> **WORK TO BE COMPLETED**
Isolate every line in the records below with "Optional" in it.

Document content entries:

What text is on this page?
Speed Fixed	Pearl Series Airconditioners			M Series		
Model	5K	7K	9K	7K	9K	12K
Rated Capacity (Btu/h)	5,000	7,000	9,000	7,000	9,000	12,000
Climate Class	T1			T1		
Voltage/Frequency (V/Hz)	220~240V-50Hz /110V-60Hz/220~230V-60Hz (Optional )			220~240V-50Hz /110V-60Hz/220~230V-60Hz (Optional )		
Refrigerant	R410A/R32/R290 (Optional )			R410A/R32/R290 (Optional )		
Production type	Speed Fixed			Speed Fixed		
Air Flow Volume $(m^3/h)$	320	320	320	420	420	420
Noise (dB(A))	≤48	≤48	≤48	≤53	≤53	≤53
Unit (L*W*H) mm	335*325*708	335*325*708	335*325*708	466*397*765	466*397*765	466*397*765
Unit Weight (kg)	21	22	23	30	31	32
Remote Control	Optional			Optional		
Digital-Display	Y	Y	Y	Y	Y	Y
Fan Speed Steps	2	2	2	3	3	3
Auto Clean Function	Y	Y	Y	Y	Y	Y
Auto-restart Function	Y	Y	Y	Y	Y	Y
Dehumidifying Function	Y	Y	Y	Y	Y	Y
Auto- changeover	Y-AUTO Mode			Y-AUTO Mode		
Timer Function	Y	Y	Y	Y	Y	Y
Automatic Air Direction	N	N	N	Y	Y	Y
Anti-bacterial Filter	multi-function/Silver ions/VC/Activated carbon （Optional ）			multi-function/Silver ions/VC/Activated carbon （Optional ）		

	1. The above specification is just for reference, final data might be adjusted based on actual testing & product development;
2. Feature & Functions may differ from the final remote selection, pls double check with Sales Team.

> **FINISHED TASK**
Voltage/Frequency (V/Hz)	220~240V-50Hz /110V-60Hz/220~230V-60Hz (Optional )			220~240V-50Hz /110V-60Hz/220~230V-60Hz (Optional )		
Refrigerant	R410A/R32/R290 (Optional )			R410A/R32/R290 (Optional )		
Remote Control	Optional			Optional		
Anti-bacterial Filter	multi-function/Silver ions/VC/Activated carbon （Optional ）			multi-function/Silver ions/VC/Activated carbon （Optional ）		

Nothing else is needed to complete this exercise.